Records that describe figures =
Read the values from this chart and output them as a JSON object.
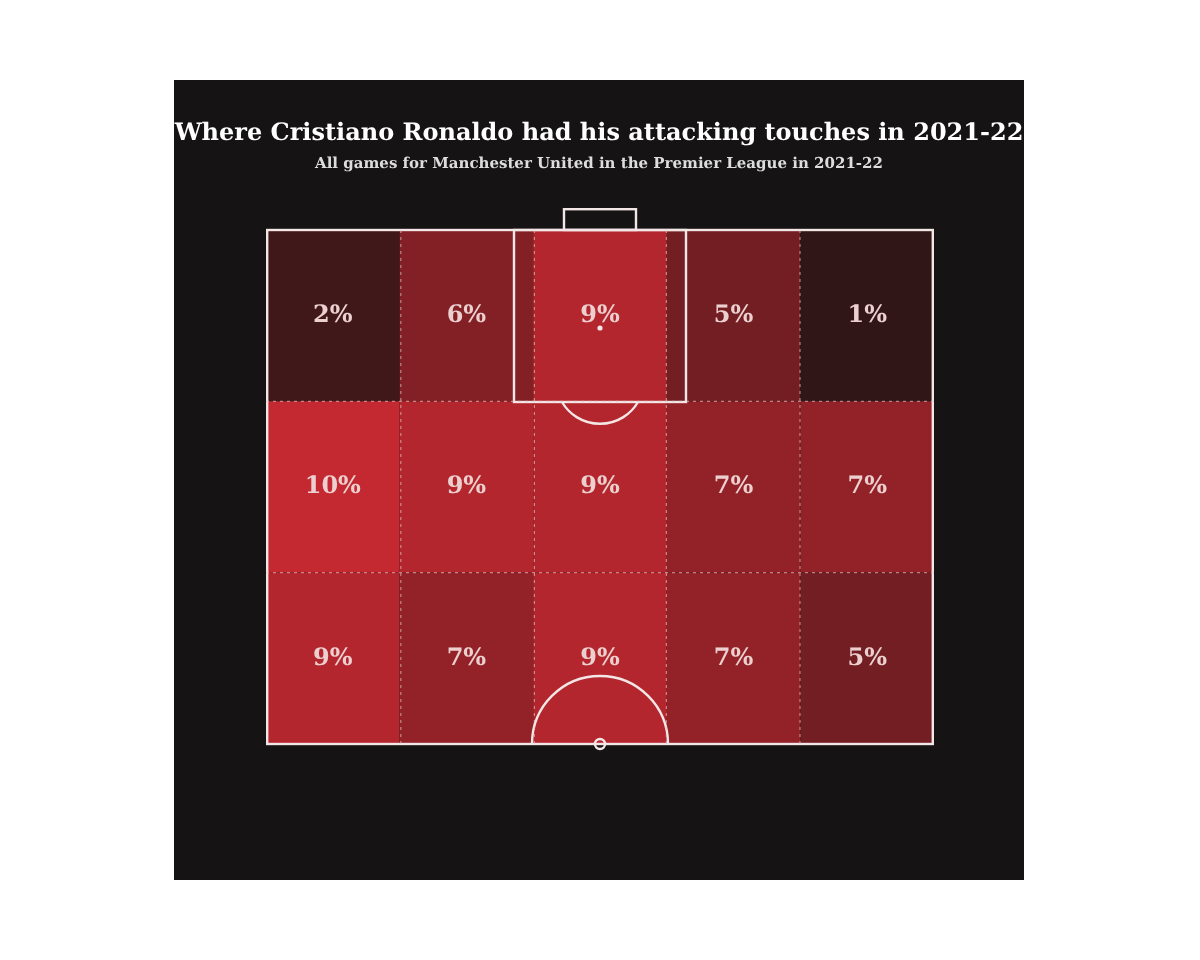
{
  "chart_data": {
    "type": "heatmap",
    "title": "Where Cristiano Ronaldo had his attacking touches in 2021-22",
    "subtitle": "All games for Manchester United in the Premier League in 2021-22",
    "categories": [
      null,
      null,
      null,
      null,
      null
    ],
    "y_categories": [
      null,
      null,
      null
    ],
    "cells": [
      [
        2,
        6,
        9,
        5,
        1
      ],
      [
        10,
        9,
        9,
        7,
        7
      ],
      [
        9,
        7,
        9,
        7,
        5
      ]
    ],
    "cell_labels": [
      [
        "2%",
        "6%",
        "9%",
        "5%",
        "1%"
      ],
      [
        "10%",
        "9%",
        "9%",
        "7%",
        "7%"
      ],
      [
        "9%",
        "7%",
        "9%",
        "7%",
        "5%"
      ]
    ],
    "tick_labels": false
  }
}
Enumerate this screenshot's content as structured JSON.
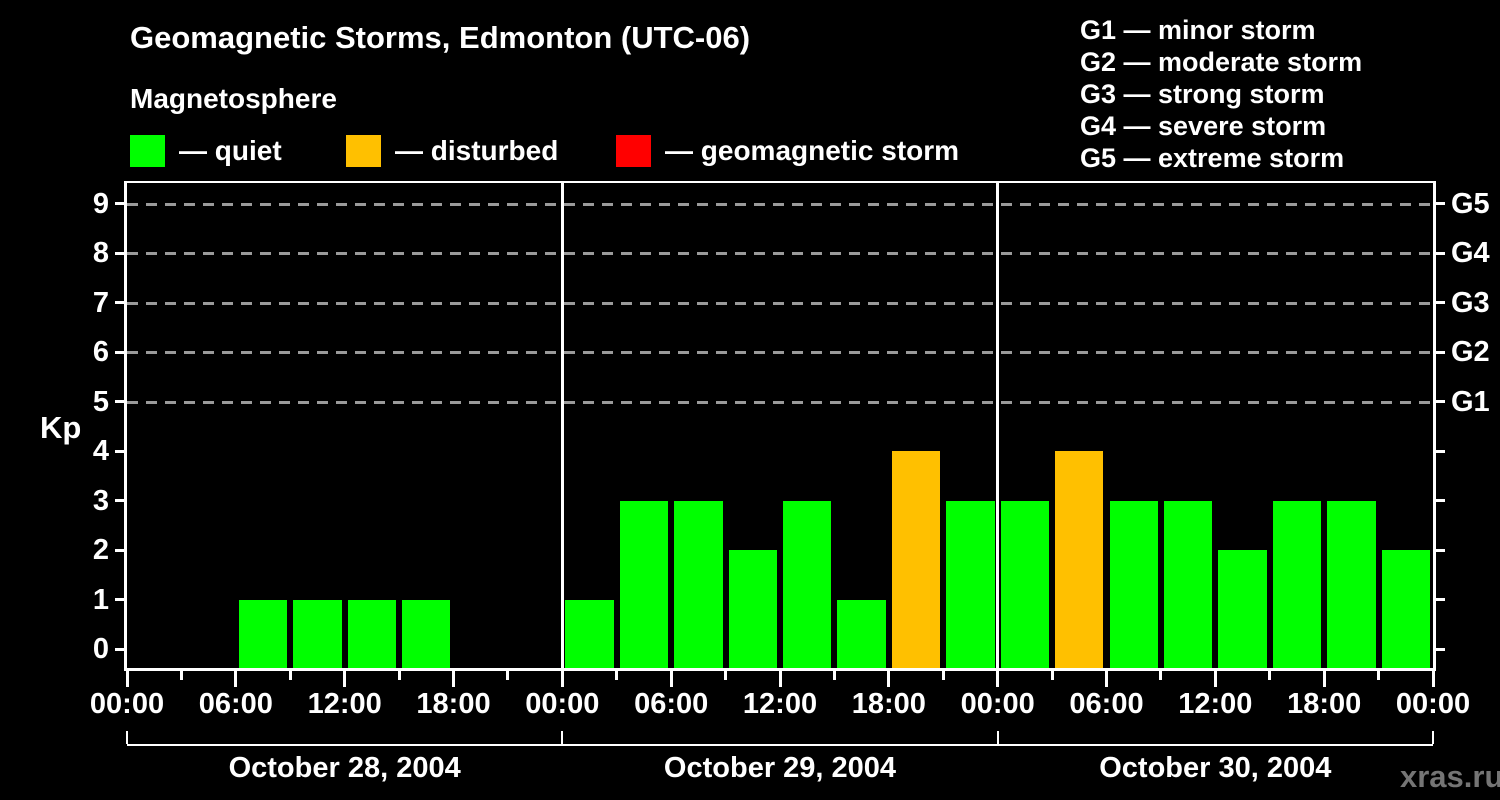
{
  "header": {
    "title": "Geomagnetic Storms, Edmonton (UTC-06)",
    "subtitle": "Magnetosphere"
  },
  "legend": {
    "items": [
      {
        "name": "quiet",
        "label": "— quiet",
        "color": "#00FF00"
      },
      {
        "name": "disturbed",
        "label": "— disturbed",
        "color": "#FFC000"
      },
      {
        "name": "geomagnetic-storm",
        "label": "— geomagnetic storm",
        "color": "#FF0000"
      }
    ]
  },
  "storm_scale_legend": [
    "G1 — minor storm",
    "G2 — moderate storm",
    "G3 — strong storm",
    "G4 — severe storm",
    "G5 — extreme storm"
  ],
  "watermark": "xras.ru",
  "chart_data": {
    "type": "bar",
    "title": "Geomagnetic Storms, Edmonton (UTC-06)",
    "ylabel": "Kp",
    "ylim": [
      0,
      9
    ],
    "yticks": [
      0,
      1,
      2,
      3,
      4,
      5,
      6,
      7,
      8,
      9
    ],
    "gridlines_at_kp": [
      5,
      6,
      7,
      8,
      9
    ],
    "grid": "dashed, horizontal, at Kp 5-9 only",
    "legend_position": "top",
    "right_axis": [
      {
        "kp": 9,
        "label": "G5"
      },
      {
        "kp": 8,
        "label": "G4"
      },
      {
        "kp": 7,
        "label": "G3"
      },
      {
        "kp": 6,
        "label": "G2"
      },
      {
        "kp": 5,
        "label": "G1"
      }
    ],
    "x_tick_labels": [
      "00:00",
      "06:00",
      "12:00",
      "18:00",
      "00:00",
      "06:00",
      "12:00",
      "18:00",
      "00:00",
      "06:00",
      "12:00",
      "18:00",
      "00:00"
    ],
    "interval_hours": 3,
    "colors": {
      "quiet": "#00FF00",
      "disturbed": "#FFC000",
      "storm": "#FF0000"
    },
    "color_rule": {
      "quiet_max_kp": 3,
      "disturbed_kp": 4,
      "storm_min_kp": 5
    },
    "days": [
      {
        "date": "October 28, 2004",
        "kp_values": [
          0,
          0,
          1,
          1,
          1,
          1,
          0,
          0
        ]
      },
      {
        "date": "October 29, 2004",
        "kp_values": [
          1,
          3,
          3,
          2,
          3,
          1,
          4,
          3
        ]
      },
      {
        "date": "October 30, 2004",
        "kp_values": [
          3,
          4,
          3,
          3,
          2,
          3,
          3,
          2
        ]
      }
    ]
  }
}
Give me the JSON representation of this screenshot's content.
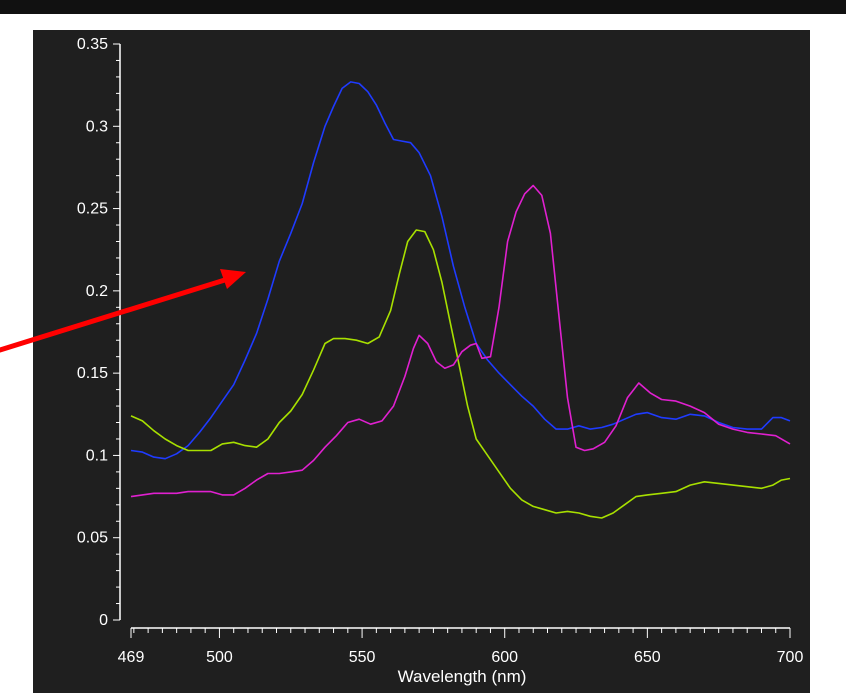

Set task = Your task is to list each line of the records with the word "subtitle".

The response =
    "subtitle": "All games for Manchester United in the Premier League in 2021-22",
    "subtitle": "Magnetosphere"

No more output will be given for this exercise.